> **Supplied information**

— Begin —

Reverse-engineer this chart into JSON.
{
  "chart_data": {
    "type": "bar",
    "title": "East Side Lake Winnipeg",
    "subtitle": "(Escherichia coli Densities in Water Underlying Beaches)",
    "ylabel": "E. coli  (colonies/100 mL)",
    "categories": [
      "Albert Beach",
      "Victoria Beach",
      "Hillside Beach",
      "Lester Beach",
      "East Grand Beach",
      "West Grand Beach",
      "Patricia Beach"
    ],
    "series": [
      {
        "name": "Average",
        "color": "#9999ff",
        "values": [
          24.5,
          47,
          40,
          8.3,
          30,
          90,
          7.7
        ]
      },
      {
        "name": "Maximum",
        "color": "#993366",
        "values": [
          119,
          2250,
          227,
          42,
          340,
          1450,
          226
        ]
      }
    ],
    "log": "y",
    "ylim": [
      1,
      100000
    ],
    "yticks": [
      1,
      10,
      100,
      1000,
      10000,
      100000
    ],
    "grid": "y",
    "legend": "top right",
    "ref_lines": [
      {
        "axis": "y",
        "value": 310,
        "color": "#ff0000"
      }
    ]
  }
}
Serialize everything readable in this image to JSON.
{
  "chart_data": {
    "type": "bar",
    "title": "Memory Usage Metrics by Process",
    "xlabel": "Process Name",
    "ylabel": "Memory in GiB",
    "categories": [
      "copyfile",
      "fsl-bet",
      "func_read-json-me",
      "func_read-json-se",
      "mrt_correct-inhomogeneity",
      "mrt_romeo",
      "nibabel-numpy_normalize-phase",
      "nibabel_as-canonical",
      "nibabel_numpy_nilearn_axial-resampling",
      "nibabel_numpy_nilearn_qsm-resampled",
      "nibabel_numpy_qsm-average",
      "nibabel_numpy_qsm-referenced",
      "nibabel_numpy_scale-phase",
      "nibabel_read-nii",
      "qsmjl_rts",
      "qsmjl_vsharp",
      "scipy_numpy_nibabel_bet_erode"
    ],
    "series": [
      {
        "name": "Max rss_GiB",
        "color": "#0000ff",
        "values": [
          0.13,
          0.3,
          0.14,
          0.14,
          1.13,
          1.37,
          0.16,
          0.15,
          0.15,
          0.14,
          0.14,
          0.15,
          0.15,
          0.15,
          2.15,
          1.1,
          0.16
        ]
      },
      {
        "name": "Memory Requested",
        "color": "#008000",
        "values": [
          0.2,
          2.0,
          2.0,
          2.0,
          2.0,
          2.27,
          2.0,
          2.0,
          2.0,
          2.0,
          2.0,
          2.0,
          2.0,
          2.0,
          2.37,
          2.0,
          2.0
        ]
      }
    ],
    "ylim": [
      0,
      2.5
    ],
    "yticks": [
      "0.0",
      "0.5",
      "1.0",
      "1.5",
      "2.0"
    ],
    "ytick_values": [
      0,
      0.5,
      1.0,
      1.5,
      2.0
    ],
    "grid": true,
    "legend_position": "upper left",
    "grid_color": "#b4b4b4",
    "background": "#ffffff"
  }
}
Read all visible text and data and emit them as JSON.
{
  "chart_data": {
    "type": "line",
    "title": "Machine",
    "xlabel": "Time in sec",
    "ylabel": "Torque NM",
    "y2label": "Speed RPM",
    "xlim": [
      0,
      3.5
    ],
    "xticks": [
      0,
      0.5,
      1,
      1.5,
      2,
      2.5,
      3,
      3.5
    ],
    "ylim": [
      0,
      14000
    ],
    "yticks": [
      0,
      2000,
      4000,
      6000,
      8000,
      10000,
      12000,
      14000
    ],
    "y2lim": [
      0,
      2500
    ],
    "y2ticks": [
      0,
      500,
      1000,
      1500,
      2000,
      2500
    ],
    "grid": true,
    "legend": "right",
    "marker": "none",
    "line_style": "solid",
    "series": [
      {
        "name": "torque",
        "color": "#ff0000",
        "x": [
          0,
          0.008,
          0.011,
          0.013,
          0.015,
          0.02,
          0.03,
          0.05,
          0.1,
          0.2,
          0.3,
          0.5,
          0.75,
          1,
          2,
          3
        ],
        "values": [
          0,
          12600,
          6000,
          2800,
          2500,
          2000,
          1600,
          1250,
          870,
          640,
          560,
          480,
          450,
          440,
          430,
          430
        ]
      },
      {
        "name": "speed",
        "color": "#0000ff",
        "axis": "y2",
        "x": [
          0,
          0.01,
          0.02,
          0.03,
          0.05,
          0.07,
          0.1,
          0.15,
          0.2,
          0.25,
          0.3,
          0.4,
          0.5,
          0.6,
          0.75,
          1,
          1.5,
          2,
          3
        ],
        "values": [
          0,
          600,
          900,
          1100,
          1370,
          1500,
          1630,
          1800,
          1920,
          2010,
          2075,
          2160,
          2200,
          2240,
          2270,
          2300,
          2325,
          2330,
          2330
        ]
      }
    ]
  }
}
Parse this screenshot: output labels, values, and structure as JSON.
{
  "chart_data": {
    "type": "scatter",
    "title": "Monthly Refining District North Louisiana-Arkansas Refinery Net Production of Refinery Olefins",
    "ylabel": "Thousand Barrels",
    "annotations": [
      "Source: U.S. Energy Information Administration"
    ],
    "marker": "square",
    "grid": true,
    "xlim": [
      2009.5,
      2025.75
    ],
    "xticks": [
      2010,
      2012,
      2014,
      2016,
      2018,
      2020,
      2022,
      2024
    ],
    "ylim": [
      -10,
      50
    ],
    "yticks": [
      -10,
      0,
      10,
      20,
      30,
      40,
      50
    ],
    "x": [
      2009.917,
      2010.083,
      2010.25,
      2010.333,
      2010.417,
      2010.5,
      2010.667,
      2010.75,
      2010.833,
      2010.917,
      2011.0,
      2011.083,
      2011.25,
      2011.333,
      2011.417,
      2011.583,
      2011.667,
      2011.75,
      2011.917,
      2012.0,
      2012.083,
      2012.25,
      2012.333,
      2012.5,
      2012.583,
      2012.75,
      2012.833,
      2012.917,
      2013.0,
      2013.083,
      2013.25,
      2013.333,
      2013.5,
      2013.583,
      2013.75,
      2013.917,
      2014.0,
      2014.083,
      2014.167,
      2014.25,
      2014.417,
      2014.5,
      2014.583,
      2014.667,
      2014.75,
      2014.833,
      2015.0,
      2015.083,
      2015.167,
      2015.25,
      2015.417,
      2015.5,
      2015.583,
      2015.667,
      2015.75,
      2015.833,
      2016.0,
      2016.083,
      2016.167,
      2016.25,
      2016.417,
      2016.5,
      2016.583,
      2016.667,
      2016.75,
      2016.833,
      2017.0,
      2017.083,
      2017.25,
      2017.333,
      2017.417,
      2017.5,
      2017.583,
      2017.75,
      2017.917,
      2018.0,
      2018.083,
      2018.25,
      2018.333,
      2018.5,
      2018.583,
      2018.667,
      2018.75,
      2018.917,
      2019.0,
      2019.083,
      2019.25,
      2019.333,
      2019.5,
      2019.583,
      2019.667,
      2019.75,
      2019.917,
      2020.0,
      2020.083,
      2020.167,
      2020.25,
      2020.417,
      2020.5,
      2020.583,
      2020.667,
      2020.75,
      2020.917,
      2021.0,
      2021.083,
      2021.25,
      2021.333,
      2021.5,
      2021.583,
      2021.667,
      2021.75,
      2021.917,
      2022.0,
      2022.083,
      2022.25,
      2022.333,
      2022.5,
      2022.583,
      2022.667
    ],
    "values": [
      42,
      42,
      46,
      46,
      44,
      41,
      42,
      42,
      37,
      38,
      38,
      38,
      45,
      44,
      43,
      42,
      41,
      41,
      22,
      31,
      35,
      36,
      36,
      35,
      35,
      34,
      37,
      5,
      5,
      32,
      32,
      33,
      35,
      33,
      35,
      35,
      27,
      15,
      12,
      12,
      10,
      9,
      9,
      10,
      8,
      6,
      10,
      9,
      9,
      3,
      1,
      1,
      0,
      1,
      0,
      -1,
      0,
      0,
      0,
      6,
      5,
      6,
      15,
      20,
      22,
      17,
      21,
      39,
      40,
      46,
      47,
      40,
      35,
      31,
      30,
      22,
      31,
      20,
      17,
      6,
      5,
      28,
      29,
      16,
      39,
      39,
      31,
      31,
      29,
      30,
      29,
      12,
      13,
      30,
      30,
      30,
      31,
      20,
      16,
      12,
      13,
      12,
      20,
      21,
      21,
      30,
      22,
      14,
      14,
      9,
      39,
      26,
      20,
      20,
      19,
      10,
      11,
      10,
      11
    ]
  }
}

— End —

> **Written exercise**
Copy all lines from the data that hold the word "East".

> **Output of the task**
    "title": "East Side Lake Winnipeg",
      "East Grand Beach",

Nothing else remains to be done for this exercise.